# Extracted material start

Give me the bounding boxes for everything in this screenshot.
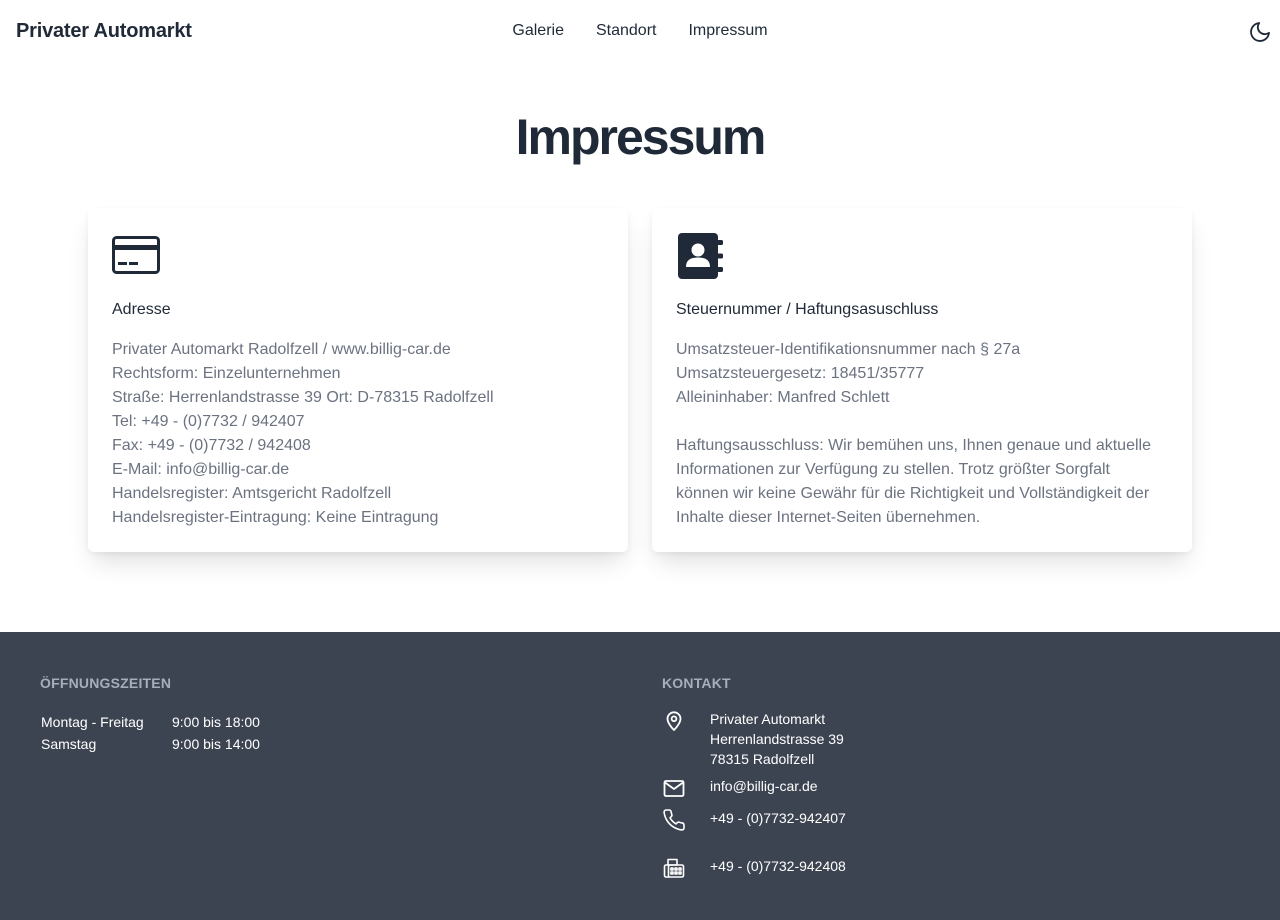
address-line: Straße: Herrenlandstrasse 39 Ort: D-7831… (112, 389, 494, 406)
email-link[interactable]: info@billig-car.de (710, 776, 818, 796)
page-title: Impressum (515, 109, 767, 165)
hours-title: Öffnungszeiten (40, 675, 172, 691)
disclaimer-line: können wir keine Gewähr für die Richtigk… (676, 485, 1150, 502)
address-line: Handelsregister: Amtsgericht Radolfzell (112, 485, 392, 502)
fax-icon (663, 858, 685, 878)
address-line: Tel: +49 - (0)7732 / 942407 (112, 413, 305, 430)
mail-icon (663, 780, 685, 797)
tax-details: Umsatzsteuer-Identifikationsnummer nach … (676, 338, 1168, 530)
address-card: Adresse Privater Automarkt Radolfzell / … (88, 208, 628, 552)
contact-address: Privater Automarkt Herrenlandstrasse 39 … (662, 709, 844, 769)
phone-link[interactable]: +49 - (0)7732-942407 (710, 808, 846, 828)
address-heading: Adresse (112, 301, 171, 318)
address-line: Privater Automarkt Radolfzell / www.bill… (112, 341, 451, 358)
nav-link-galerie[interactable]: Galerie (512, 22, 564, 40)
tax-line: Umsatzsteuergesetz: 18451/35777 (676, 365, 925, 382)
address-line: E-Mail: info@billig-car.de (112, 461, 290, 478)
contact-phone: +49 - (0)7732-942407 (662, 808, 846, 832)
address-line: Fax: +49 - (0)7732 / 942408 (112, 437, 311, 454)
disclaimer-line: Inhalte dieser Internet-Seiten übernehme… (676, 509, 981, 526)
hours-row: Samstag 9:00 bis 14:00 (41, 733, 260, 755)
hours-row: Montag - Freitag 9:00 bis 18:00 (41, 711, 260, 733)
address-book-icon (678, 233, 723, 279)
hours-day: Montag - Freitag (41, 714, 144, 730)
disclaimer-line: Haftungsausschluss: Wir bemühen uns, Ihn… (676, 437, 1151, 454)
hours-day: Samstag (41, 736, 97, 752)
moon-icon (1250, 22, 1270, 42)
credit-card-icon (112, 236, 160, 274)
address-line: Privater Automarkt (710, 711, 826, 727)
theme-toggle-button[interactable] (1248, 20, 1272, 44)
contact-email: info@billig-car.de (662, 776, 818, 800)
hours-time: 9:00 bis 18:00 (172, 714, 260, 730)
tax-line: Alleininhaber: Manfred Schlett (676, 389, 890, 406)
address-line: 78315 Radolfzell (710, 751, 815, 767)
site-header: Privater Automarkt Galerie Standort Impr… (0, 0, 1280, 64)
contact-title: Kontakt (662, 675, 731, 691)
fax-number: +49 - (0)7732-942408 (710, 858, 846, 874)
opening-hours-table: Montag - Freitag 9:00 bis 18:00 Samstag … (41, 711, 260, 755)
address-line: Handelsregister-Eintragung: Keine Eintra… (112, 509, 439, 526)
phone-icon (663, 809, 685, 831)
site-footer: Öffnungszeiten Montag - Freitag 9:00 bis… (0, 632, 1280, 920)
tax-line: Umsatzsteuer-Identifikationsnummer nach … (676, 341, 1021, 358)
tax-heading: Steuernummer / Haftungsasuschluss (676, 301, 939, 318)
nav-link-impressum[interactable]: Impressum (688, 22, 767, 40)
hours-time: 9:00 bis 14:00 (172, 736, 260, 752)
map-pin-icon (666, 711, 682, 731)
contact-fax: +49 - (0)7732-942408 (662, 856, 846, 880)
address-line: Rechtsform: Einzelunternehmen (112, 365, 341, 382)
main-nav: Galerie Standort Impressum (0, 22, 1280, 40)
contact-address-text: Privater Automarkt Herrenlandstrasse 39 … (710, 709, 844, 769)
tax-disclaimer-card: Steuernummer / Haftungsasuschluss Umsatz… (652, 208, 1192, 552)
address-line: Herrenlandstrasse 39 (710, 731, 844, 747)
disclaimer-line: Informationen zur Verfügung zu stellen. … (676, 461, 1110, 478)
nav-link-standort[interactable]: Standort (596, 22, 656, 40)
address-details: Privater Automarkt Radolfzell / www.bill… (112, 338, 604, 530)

# Extracted material end

Lay out every line of the material above as a Markdown table with the columns "Row" and "Line", one line per row. Leave out blank lines and the pictures.

## [Correct output]
| Row | Line |
|---|---|
| 1 | Give me the bounding boxes for everything in this screenshot. |
| 2 | address-line: Straße: Herrenlandstrasse 39 Ort: D-7831… (112, 389, 494, 406) |
| 3 | email-link[interactable]: info@billig-car.de (710, 776, 818, 796) |
| 4 | page-title: Impressum (515, 109, 767, 165) |
| 5 | hours-title: Öffnungszeiten (40, 675, 172, 691) |
| 6 | disclaimer-line: können wir keine Gewähr für die Richtigk… (676, 485, 1150, 502) |
| 7 | address-line: Handelsregister: Amtsgericht Radolfzell (112, 485, 392, 502) |
| 8 | fax-icon (663, 858, 685, 878) |
| 9 | address-line: Tel: +49 - (0)7732 / 942407 (112, 413, 305, 430) |
| 10 | mail-icon (663, 780, 685, 797) |
| 11 | tax-details: Umsatzsteuer-Identifikationsnummer nach … (676, 338, 1168, 530) |
| 12 | address-card: Adresse Privater Automarkt Radolfzell / … (88, 208, 628, 552) |
| 13 | contact-address: Privater Automarkt Herrenlandstrasse 39 … (662, 709, 844, 769) |
| 14 | phone-link[interactable]: +49 - (0)7732-942407 (710, 808, 846, 828) |
| 15 | address-heading: Adresse (112, 301, 171, 318) |
| 16 | address-line: Privater Automarkt Radolfzell / www.bill… (112, 341, 451, 358) |
| 17 | nav-link-galerie[interactable]: Galerie (512, 22, 564, 40) |
| 18 | tax-line: Umsatzsteuergesetz: 18451/35777 (676, 365, 925, 382) |
| 19 | address-line: E-Mail: info@billig-car.de (112, 461, 290, 478) |
| 20 | contact-phone: +49 - (0)7732-942407 (662, 808, 846, 832) |
| 21 | address-line: Fax: +49 - (0)7732 / 942408 (112, 437, 311, 454) |
| 22 | disclaimer-line: Inhalte dieser Internet-Seiten übernehme… (676, 509, 981, 526) |
| 23 | hours-row: Samstag 9:00 bis 14:00 (41, 733, 260, 755) |
| 24 | hours-row: Montag - Freitag 9:00 bis 18:00 (41, 711, 260, 733) |
| 25 | address-book-icon (678, 233, 723, 279) |
| 26 | hours-day: Montag - Freitag (41, 714, 144, 730) |
| 27 | disclaimer-line: Haftungsausschluss: Wir bemühen uns, Ihn… (676, 437, 1151, 454) |
| 28 | hours-day: Samstag (41, 736, 97, 752) |
| 29 | moon-icon (1250, 22, 1270, 42) |
| 30 | credit-card-icon (112, 236, 160, 274) |
| 31 | address-line: Privater Automarkt (710, 711, 826, 727) |
| 32 | theme-toggle-button[interactable] (1248, 20, 1272, 44) |
| 33 | contact-email: info@billig-car.de (662, 776, 818, 800) |
| 34 | hours-time: 9:00 bis 18:00 (172, 714, 260, 730) |
| 35 | tax-line: Alleininhaber: Manfred Schlett (676, 389, 890, 406) |
| 36 | address-line: 78315 Radolfzell (710, 751, 815, 767) |
| 37 | site-header: Privater Automarkt Galerie Standort Impr… (0, 0, 1280, 64) |
| 38 | contact-title: Kontakt (662, 675, 731, 691) |
| 39 | fax-number: +49 - (0)7732-942408 (710, 858, 846, 874) |
| 40 | opening-hours-table: Montag - Freitag 9:00 bis 18:00 Samstag … (41, 711, 260, 755) |
| 41 | address-line: Handelsregister-Eintragung: Keine Eintra… (112, 509, 439, 526) |
| 42 | phone-icon (663, 809, 685, 831) |
| 43 | site-footer: Öffnungszeiten Montag - Freitag 9:00 bis… (0, 632, 1280, 920) |
| 44 | tax-line: Umsatzsteuer-Identifikationsnummer nach … (676, 341, 1021, 358) |
| 45 | tax-heading: Steuernummer / Haftungsasuschluss (676, 301, 939, 318) |
| 46 | nav-link-impressum[interactable]: Impressum (688, 22, 767, 40) |
| 47 | hours-time: 9:00 bis 14:00 (172, 736, 260, 752) |
| 48 | map-pin-icon (666, 711, 682, 731) |
| 49 | contact-fax: +49 - (0)7732-942408 (662, 856, 846, 880) |
| 50 | address-line: Rechtsform: Einzelunternehmen (112, 365, 341, 382) |
| 51 | main-nav: Galerie Standort Impressum (0, 22, 1280, 40) |
| 52 | contact-address-text: Privater Automarkt Herrenlandstrasse 39 … (710, 709, 844, 769) |
| 53 | tax-disclaimer-card: Steuernummer / Haftungsasuschluss Umsatz… (652, 208, 1192, 552) |
| 54 | address-line: Herrenlandstrasse 39 (710, 731, 844, 747) |
| 55 | disclaimer-line: Informationen zur Verfügung zu stellen. … (676, 461, 1110, 478) |
| 56 | nav-link-standort[interactable]: Standort (596, 22, 656, 40) |
| 57 | address-details: Privater Automarkt Radolfzell / www.bill… (112, 338, 604, 530) |